** Supplied data **
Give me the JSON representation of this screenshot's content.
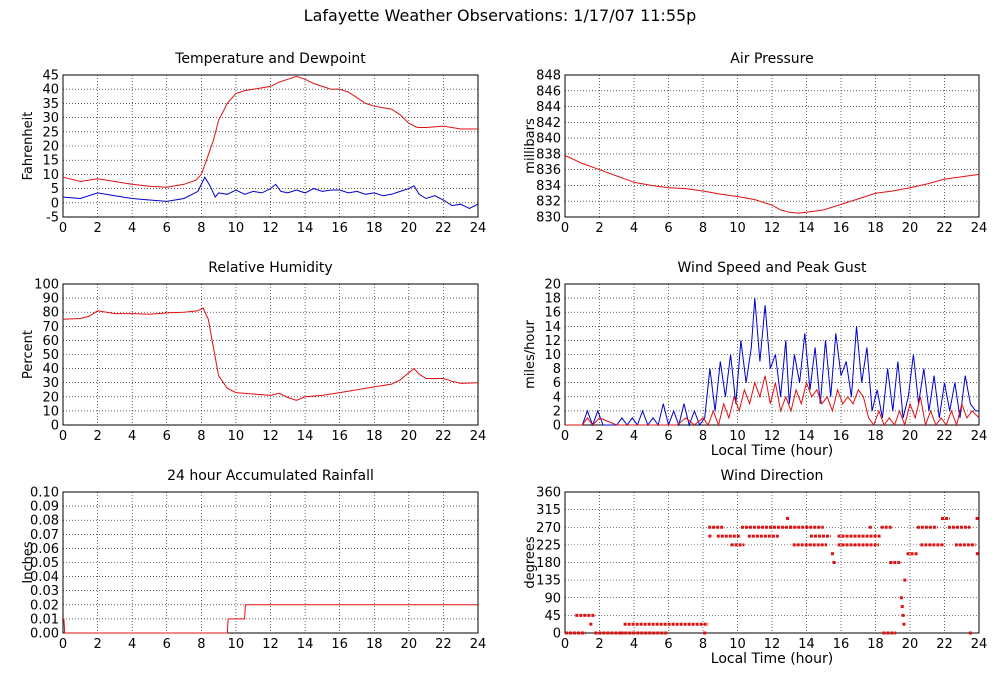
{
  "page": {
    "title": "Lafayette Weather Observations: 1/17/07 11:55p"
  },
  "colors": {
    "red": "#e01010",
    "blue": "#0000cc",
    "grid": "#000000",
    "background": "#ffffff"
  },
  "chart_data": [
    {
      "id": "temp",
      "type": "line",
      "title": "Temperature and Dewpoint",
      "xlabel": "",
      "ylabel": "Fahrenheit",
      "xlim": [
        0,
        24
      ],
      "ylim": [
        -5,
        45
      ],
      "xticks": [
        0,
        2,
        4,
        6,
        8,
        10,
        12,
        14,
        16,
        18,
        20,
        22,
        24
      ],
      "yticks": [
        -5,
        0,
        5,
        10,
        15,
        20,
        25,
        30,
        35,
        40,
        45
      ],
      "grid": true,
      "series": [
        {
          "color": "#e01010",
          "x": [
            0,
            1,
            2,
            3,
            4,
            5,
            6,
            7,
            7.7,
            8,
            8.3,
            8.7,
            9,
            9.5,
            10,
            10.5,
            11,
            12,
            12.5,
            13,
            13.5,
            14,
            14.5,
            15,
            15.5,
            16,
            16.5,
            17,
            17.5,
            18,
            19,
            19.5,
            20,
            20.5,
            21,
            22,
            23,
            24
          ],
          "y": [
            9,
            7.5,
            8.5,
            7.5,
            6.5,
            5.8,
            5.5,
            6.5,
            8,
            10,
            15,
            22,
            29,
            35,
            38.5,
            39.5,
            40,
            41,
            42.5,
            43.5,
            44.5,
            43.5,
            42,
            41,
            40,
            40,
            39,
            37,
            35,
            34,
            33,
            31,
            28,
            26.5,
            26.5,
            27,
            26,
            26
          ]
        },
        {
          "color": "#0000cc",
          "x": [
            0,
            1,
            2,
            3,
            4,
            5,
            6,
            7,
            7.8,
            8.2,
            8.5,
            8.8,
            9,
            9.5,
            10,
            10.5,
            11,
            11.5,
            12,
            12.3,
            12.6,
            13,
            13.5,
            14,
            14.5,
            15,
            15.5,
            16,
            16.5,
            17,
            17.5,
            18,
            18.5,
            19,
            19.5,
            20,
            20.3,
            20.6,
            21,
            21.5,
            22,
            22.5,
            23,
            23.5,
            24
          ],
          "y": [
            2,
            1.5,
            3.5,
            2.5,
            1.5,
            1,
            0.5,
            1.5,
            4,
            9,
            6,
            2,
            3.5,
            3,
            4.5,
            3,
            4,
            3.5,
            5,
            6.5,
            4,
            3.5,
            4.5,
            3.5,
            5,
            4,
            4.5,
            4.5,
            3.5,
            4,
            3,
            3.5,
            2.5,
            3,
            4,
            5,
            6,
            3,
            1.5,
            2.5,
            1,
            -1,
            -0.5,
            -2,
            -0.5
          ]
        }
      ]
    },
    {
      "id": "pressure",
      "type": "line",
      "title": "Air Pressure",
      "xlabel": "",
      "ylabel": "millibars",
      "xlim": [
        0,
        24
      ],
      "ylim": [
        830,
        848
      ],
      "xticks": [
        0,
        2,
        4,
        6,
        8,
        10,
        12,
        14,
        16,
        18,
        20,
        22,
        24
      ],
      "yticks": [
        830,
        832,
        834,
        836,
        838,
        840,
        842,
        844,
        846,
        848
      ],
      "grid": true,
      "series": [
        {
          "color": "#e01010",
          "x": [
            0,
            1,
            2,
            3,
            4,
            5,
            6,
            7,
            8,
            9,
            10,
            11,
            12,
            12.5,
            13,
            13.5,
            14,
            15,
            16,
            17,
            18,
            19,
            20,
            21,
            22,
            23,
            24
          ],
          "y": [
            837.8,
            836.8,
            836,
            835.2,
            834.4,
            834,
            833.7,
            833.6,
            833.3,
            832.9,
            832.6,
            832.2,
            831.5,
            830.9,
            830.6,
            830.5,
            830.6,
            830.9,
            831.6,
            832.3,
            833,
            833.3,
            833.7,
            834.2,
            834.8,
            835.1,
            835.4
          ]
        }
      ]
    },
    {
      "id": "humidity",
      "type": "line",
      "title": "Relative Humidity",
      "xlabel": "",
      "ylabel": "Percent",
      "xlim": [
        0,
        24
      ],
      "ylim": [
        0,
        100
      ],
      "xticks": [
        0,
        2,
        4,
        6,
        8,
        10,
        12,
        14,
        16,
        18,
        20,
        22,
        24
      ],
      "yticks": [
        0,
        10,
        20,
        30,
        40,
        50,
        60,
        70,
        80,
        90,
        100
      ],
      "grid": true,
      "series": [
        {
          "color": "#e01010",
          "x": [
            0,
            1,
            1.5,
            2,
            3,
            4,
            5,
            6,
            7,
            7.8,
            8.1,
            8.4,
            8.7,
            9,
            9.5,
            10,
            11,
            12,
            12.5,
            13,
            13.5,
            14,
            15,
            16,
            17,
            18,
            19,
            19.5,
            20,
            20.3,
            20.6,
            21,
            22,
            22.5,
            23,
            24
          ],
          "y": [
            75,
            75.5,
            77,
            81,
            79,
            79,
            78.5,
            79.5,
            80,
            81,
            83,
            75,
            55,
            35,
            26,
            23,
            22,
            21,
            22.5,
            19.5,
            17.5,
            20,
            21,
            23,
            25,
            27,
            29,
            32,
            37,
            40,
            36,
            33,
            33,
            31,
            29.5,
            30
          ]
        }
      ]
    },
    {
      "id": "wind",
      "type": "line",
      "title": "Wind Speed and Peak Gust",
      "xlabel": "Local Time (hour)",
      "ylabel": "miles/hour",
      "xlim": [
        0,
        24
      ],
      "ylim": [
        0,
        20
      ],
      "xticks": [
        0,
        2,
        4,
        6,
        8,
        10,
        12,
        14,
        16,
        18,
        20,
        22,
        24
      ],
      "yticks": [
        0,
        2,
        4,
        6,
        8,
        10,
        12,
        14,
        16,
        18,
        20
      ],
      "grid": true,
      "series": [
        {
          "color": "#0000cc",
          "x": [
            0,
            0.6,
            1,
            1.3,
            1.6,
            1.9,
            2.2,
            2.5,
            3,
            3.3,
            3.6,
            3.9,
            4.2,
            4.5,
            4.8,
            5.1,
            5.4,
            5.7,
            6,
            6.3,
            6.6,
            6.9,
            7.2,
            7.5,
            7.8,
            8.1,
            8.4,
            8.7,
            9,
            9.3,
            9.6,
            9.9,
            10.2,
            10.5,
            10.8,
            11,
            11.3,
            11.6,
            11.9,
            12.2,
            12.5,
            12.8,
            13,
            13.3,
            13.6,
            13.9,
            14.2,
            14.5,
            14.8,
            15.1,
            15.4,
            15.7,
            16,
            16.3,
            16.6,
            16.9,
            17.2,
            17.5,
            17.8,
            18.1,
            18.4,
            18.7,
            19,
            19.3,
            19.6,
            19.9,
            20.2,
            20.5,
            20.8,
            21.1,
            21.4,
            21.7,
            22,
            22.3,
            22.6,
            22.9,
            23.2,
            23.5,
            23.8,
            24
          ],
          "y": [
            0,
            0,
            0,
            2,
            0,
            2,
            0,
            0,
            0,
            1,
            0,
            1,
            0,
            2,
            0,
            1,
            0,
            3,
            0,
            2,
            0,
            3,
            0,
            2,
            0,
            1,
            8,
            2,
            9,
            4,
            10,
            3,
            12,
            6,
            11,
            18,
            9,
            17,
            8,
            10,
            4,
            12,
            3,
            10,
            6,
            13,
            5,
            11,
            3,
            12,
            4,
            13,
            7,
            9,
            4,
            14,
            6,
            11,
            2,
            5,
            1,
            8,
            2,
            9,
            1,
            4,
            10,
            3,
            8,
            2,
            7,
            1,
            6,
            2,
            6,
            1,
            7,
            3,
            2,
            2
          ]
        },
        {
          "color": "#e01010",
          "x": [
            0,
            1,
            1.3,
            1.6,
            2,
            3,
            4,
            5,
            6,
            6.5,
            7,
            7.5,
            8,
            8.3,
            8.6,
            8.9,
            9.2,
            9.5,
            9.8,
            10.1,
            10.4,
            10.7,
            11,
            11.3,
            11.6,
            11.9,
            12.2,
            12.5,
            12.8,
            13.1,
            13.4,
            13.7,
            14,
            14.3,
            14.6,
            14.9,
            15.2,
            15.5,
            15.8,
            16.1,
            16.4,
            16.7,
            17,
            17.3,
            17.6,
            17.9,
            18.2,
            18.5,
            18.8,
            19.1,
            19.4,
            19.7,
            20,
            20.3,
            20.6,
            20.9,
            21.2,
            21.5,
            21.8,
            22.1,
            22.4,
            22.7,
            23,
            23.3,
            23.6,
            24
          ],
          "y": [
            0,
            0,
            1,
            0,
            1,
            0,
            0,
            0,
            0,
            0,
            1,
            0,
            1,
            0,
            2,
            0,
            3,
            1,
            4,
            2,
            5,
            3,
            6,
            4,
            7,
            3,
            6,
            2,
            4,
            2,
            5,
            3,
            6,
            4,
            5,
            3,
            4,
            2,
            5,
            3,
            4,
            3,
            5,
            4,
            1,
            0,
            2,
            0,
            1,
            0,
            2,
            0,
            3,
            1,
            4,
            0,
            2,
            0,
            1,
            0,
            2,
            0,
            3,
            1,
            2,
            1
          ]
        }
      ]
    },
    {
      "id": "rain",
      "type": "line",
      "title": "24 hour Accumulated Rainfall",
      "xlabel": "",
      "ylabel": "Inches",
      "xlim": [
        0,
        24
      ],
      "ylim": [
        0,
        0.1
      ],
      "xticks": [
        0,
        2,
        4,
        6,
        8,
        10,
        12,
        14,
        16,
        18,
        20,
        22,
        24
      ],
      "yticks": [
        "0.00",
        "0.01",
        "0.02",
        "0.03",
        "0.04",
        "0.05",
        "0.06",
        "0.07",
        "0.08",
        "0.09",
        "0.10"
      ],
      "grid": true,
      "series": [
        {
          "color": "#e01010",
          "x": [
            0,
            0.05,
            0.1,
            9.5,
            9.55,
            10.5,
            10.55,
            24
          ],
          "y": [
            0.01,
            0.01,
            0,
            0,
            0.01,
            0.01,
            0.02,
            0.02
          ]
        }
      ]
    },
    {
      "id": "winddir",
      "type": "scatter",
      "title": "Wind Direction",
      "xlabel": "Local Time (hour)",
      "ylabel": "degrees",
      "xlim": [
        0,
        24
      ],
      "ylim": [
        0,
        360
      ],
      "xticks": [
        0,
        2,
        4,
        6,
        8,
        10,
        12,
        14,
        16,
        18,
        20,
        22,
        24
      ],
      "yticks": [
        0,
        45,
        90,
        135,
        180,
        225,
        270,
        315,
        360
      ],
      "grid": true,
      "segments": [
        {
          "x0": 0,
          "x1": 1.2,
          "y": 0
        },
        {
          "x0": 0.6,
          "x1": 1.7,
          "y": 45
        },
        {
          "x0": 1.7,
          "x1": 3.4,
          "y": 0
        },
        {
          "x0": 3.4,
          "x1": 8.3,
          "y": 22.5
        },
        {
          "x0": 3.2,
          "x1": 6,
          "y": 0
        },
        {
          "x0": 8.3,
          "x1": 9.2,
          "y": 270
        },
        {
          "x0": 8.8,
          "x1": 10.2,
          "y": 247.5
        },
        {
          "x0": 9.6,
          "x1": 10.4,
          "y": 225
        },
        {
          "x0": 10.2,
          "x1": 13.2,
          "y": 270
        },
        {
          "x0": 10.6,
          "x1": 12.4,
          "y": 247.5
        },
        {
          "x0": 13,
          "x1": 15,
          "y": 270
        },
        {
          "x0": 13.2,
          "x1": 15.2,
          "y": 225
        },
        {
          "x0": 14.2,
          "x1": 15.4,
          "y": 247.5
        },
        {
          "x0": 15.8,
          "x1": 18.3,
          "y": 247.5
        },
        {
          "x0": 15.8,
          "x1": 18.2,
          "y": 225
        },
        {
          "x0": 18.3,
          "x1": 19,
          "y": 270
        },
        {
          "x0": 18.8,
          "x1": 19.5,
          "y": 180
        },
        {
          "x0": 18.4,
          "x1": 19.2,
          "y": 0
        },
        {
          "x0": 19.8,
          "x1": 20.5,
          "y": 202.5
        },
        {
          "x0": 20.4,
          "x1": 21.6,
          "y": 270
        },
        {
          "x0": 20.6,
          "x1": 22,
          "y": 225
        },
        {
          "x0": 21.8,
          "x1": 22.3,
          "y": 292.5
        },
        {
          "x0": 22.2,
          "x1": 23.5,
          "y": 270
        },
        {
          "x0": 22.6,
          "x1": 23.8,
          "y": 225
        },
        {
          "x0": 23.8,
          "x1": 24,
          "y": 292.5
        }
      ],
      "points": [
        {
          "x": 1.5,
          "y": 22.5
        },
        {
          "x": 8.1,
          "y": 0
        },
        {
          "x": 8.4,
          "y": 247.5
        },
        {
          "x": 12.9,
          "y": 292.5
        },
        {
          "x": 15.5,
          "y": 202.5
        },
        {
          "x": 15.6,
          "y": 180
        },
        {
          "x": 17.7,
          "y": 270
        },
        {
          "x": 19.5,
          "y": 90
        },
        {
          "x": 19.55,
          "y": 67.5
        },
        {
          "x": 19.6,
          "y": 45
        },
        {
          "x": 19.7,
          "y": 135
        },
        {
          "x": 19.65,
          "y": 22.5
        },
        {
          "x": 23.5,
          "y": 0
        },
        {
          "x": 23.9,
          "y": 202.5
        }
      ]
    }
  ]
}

** What to produce **
State how many lines of the material contain the string "title", with no other words.

** Finished answer **
7